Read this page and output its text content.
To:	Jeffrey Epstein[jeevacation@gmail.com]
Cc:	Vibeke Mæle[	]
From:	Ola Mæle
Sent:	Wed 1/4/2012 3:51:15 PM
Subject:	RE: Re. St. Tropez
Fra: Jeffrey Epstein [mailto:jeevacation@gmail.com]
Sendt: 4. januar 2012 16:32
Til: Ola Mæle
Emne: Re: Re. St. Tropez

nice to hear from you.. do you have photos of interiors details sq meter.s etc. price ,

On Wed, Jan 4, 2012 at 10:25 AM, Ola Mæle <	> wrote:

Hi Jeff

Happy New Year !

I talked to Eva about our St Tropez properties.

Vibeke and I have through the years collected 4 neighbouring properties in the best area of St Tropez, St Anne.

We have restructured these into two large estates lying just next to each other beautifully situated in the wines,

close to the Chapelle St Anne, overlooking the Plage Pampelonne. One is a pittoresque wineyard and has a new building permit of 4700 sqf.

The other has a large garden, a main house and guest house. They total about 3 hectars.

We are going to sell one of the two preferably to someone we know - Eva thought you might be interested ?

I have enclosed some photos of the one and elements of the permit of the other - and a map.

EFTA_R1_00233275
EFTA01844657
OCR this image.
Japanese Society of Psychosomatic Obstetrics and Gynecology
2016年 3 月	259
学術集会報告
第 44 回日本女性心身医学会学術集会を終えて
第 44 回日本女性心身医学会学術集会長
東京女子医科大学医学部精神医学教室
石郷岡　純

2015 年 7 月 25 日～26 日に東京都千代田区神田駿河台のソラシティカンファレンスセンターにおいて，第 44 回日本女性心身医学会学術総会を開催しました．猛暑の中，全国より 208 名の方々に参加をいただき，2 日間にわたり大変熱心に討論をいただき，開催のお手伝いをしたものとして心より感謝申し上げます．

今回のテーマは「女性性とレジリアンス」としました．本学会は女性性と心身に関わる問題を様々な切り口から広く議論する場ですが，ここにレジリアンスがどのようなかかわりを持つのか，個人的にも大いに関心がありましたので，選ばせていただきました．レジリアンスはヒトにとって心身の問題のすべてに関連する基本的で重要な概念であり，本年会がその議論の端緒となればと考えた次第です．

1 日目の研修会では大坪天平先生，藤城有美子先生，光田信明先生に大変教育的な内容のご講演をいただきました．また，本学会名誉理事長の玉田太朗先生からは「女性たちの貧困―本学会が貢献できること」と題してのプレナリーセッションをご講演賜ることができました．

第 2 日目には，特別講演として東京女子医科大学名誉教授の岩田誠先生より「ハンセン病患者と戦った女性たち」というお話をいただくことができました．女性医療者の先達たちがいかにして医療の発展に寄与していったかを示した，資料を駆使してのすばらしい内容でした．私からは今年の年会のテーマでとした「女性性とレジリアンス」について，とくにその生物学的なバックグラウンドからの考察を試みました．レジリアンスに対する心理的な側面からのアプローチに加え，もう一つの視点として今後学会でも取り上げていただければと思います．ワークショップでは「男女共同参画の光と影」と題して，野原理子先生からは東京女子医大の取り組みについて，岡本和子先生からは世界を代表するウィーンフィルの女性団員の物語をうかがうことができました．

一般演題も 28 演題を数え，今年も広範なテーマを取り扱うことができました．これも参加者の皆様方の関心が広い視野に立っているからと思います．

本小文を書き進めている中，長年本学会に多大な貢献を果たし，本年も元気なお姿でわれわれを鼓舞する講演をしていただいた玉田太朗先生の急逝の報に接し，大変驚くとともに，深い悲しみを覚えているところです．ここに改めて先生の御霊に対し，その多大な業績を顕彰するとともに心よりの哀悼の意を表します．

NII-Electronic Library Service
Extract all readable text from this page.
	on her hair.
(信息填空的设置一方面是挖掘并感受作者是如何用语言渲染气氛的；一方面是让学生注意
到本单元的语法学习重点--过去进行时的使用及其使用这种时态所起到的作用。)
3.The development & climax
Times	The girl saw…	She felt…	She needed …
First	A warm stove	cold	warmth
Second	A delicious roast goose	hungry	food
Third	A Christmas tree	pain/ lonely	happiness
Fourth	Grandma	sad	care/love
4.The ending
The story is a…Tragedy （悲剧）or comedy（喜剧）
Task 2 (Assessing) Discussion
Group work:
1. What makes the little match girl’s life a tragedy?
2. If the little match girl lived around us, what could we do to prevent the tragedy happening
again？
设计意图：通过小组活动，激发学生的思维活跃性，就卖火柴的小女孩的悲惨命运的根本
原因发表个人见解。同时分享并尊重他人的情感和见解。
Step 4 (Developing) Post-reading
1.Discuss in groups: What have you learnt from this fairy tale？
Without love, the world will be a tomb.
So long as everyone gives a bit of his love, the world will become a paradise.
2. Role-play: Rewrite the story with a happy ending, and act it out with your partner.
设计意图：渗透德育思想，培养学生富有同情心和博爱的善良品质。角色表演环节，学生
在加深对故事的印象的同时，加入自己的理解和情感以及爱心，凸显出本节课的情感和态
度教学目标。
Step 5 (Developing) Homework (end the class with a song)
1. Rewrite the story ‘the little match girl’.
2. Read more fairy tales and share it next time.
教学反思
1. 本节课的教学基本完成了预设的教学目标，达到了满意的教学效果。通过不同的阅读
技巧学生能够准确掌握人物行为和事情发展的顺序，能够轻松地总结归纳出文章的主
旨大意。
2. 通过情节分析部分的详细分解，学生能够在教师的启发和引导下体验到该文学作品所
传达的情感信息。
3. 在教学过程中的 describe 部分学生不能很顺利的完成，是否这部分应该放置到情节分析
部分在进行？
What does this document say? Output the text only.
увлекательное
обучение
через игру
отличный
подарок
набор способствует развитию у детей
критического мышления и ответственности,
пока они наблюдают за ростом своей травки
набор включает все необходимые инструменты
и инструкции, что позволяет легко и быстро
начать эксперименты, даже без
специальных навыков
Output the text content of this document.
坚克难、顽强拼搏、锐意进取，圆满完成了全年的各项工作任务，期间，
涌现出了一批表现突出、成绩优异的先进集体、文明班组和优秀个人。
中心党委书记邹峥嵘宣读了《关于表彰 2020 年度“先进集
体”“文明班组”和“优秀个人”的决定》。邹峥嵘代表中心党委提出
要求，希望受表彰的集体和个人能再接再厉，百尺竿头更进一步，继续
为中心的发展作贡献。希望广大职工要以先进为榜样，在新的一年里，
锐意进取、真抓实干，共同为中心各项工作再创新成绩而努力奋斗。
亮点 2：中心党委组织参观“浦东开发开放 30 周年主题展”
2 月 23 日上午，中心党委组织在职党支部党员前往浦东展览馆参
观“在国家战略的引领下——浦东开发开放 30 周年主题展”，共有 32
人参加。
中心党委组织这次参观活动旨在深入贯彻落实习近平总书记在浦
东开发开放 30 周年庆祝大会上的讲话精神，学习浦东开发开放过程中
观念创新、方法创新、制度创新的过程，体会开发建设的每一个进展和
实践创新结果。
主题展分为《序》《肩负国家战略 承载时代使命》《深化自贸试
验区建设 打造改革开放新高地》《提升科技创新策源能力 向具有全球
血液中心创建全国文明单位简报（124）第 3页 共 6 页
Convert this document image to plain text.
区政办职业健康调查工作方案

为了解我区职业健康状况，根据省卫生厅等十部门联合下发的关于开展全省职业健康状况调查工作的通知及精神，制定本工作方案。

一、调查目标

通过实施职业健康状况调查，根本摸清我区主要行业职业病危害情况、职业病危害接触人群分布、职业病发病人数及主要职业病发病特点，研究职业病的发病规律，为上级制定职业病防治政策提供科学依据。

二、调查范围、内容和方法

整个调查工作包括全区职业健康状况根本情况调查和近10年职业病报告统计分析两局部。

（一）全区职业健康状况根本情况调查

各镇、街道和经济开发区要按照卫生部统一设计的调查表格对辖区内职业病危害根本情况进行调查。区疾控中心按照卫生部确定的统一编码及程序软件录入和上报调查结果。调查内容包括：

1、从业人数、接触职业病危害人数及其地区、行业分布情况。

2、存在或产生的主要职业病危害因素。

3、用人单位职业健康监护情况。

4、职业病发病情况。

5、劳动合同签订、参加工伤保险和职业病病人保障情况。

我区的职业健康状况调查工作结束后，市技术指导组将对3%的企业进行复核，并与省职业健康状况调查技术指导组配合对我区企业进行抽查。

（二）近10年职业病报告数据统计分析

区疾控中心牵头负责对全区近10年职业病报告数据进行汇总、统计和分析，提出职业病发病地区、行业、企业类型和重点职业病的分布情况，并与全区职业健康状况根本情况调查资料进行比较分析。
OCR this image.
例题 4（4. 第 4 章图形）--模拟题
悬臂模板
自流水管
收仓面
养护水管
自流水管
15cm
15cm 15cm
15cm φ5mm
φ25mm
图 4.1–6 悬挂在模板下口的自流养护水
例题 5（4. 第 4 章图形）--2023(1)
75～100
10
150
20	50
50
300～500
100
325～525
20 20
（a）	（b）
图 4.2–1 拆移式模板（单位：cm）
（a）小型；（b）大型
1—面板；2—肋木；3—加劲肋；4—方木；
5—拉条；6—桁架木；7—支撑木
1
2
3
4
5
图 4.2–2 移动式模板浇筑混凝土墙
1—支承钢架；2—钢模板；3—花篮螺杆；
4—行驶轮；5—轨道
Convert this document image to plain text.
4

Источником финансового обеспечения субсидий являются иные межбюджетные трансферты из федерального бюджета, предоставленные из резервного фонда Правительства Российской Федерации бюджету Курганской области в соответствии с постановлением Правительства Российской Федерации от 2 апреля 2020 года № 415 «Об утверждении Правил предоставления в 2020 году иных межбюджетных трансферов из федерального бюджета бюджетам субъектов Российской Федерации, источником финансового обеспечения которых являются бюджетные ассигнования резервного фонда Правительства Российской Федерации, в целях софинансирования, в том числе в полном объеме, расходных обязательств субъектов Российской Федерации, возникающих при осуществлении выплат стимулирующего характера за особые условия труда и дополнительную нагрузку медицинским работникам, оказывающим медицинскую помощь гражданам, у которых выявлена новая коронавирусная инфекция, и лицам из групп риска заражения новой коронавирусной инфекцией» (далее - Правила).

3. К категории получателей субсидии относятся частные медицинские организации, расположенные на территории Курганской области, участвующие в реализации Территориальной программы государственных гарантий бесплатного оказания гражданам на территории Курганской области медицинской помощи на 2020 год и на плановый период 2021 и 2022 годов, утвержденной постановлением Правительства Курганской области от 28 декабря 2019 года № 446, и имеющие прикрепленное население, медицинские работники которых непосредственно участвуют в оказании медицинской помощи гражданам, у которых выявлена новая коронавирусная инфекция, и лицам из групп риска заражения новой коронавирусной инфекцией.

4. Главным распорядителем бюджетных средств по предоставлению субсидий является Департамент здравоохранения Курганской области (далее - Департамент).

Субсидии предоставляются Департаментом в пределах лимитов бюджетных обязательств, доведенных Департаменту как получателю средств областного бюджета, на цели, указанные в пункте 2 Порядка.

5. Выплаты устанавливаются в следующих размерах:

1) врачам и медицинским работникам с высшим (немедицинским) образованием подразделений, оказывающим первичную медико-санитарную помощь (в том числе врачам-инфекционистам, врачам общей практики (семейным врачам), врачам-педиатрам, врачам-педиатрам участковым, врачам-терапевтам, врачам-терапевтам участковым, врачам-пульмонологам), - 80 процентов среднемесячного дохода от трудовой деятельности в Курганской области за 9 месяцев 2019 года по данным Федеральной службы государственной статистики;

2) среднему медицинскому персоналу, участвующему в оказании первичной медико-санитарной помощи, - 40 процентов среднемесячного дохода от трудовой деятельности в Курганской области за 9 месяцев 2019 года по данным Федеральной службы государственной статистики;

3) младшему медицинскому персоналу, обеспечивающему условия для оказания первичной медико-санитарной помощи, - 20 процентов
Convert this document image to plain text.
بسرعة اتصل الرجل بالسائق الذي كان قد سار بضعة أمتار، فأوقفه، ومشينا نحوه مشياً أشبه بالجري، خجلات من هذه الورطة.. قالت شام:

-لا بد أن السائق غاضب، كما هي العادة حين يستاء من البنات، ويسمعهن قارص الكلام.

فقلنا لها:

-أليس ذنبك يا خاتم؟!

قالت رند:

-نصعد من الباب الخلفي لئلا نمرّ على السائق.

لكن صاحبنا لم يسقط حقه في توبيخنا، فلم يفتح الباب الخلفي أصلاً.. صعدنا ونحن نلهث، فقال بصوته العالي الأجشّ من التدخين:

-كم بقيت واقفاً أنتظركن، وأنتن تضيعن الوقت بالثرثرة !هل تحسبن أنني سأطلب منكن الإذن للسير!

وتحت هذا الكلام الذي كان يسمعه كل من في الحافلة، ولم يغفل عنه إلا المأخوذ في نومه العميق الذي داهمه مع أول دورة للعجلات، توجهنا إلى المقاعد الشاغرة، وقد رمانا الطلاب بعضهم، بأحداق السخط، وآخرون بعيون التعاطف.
===
In how many lines of the data does the string "match" appear? Give only the number.

- [Task response]:
3